▶ **Written request 1**
Duplicate the entries, word for word, from the line with "y-tick-label: 20 — [83, 763, 101, 781]" to the final line of the entries, including both of those lines.

▶ **Excerpt to read**
—————

Jonathan F. answered • 09/30/12
Mathematics/writing tutor, with degrees in math and education
Hi Danielle.
First you need to know where rational functions (do you know what a rational function is?) are discontinuous. Rational functions are discontinuous at any value where the denominator would be 0.
Next ask yourself where is the denominator 0 in your equation? In other words where is (x-2)(x-3) = 0
Do you know how to deal with the limits?
Jonathan F.
You can have a limit at a point outside of the domain. So the limit as x approaches 2 would be 4/5 (as you saw from your simplification), but the point 2 is discontinuous and not actually a part of the function. If you were to graph it you would make an open circle on the graph where x=2 to represent this.
The limit as x approached -3 would be -8, you solve that one normally.
09/30/12
Jonathan F.
Sorry it pasted funky when i tried to help you with -3.
As x approaches -3 from the left does it go to + or - inf? When it approaches from the left does it go to + or - inf?
09/30/12
Danielle P.

—————

[Layout region records]
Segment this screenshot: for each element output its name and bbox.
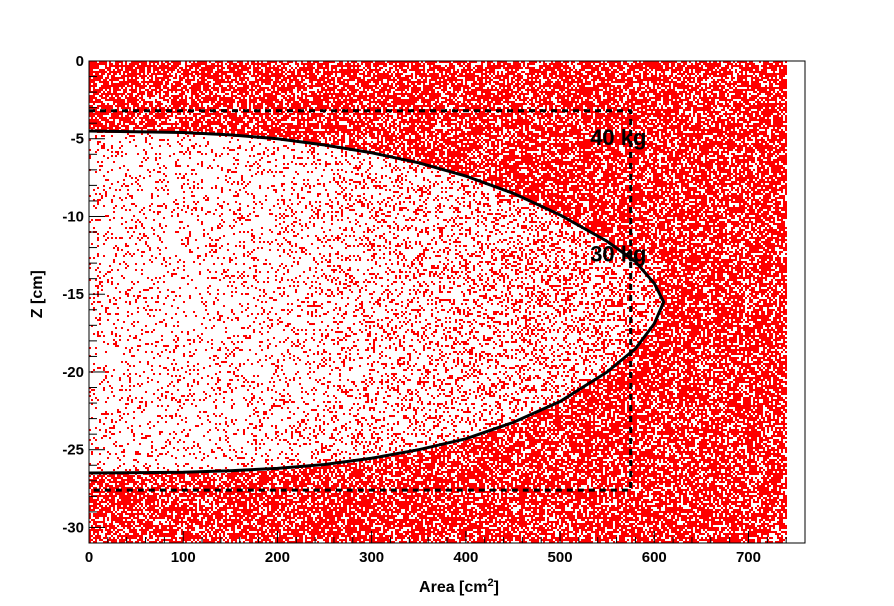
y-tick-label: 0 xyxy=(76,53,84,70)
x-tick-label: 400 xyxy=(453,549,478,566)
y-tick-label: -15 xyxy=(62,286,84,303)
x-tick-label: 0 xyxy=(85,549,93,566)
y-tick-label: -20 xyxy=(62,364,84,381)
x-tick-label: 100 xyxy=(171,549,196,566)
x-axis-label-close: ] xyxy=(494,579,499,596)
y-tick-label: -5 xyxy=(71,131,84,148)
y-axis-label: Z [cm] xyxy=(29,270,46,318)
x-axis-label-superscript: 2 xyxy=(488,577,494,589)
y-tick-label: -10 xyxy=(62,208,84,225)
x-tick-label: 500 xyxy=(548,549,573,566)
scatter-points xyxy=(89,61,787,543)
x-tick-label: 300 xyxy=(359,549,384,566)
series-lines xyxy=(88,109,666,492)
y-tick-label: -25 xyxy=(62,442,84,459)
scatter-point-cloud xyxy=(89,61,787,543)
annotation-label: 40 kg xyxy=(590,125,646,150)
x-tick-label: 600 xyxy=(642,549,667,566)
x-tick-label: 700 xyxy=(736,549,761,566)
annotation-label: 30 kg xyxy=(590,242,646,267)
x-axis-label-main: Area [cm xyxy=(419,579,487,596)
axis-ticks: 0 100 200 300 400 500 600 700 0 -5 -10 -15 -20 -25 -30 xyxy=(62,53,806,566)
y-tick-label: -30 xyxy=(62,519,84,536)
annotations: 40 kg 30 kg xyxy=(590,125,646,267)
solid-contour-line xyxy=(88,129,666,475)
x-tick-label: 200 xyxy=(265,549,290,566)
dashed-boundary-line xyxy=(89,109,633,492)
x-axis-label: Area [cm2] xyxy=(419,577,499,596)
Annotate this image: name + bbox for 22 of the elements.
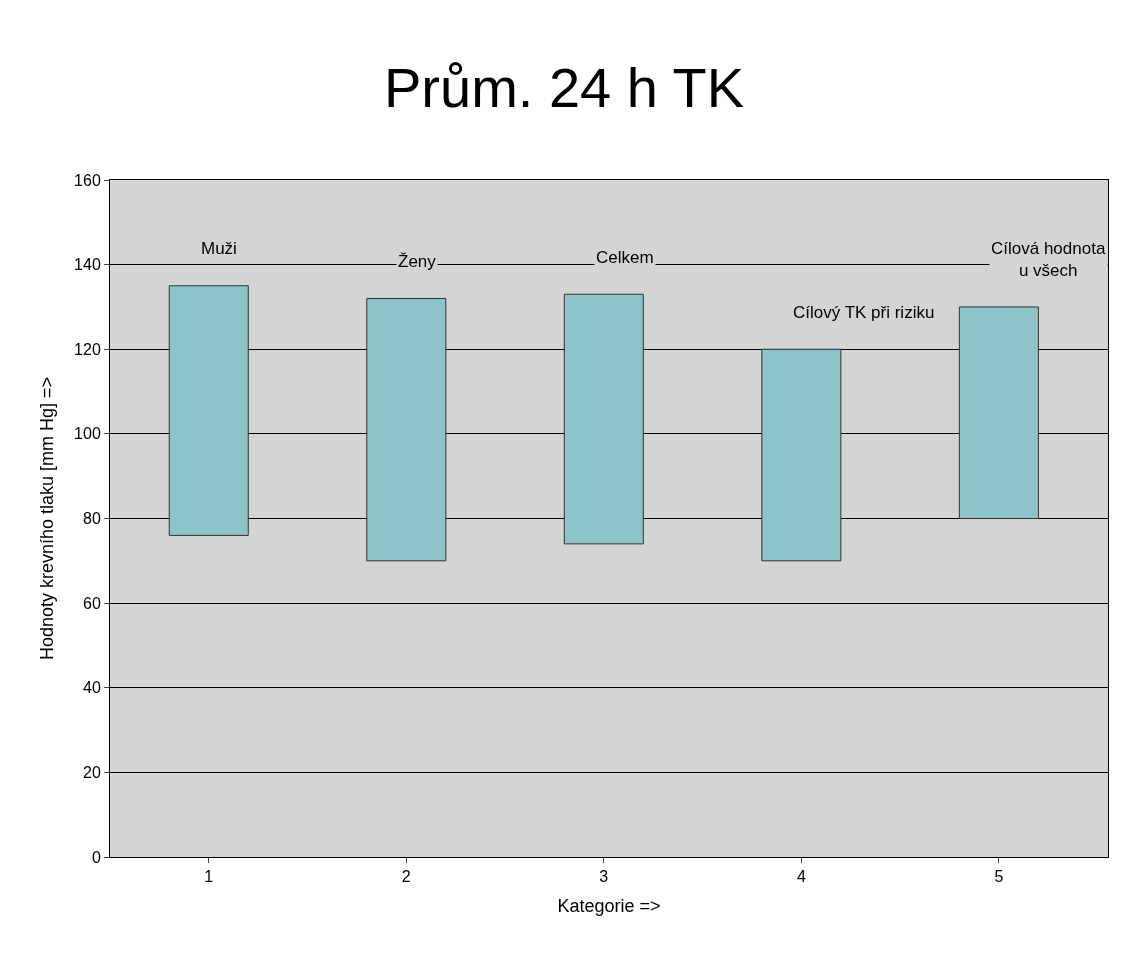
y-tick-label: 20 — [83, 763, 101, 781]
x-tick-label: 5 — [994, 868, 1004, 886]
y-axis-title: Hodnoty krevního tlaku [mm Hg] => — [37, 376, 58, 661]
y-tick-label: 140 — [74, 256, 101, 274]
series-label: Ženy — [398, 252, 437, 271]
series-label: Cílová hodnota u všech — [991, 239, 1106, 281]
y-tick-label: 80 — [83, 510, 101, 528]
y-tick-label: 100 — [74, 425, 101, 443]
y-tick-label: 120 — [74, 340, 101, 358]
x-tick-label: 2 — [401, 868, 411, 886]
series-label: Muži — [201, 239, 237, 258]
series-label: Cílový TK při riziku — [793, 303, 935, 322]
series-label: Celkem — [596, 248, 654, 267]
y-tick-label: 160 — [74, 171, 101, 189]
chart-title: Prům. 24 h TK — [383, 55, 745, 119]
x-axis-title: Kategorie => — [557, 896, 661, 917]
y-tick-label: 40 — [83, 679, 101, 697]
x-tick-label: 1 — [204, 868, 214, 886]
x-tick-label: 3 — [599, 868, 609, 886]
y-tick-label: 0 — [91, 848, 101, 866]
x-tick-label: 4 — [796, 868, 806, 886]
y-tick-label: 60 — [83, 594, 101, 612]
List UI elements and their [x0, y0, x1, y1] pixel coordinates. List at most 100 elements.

—————

▶ **Written request 2**
Pick up the forum thread on limits and discontinuities of rational functions where it stops and write the next part.

▶ **Exercise result 1**
y-tick-label: 20 — [83, 763, 101, 781]
x-tick-label: 5 — [994, 868, 1004, 886]
y-axis-title: Hodnoty krevního tlaku [mm Hg] => — [37, 376, 58, 661]
y-tick-label: 140 — [74, 256, 101, 274]
series-label: Ženy — [398, 252, 437, 271]
series-label: Cílová hodnota u všech — [991, 239, 1106, 281]
y-tick-label: 80 — [83, 510, 101, 528]
y-tick-label: 100 — [74, 425, 101, 443]
y-tick-label: 120 — [74, 340, 101, 358]
x-tick-label: 2 — [401, 868, 411, 886]
series-label: Muži — [201, 239, 237, 258]
series-label: Cílový TK při riziku — [793, 303, 935, 322]
series-label: Celkem — [596, 248, 654, 267]
y-tick-label: 160 — [74, 171, 101, 189]
chart-title: Prům. 24 h TK — [383, 55, 745, 119]
x-axis-title: Kategorie => — [557, 896, 661, 917]
y-tick-label: 40 — [83, 679, 101, 697]
x-tick-label: 1 — [204, 868, 214, 886]
x-tick-label: 3 — [599, 868, 609, 886]
y-tick-label: 0 — [91, 848, 101, 866]
x-tick-label: 4 — [796, 868, 806, 886]
y-tick-label: 60 — [83, 594, 101, 612]
List UI elements and their [x0, y0, x1, y1] pixel coordinates. List at most 100 elements.

▶ **Exercise result 2**
Thank you that makes sense! One more thought... If i have rational function (as you call it)and it has a numerator that can be factored (for example: the numerator is (x^2)-4) and the denominator is already factored out to be (x-2)(x+3), would I simplify it first by factoring the numerator and then cancelling out the x-2 from both the denominator and the numerator leaving me with (x+2)/(X+3)? And then go from there to find the limit?09/30/12
Jonathan F.
That's a great question!
Ask yourself this are fractions in the form of 0/0 allowed in math? The answer: not at all. You just can't factor a 0 out of the denominator. So in your example the function would still be discontinuous at x=-2.
Now here is a truly interesting question (one your class should be answering in a few days), what would the limit look like as it approached -2? Would it be different than the problem you just worked with?
I do think you have a slight misunderstanding though. The fact that the denominator is factored doesn’t impact the answer in any way. (10-x)/ ((x-2)(x-3)) is discontinuous at 2 and 3, but so is (10-x) /(x2 - 5x – 6)
09/30/12
ZOREH S.
12/19/21
Danielle P.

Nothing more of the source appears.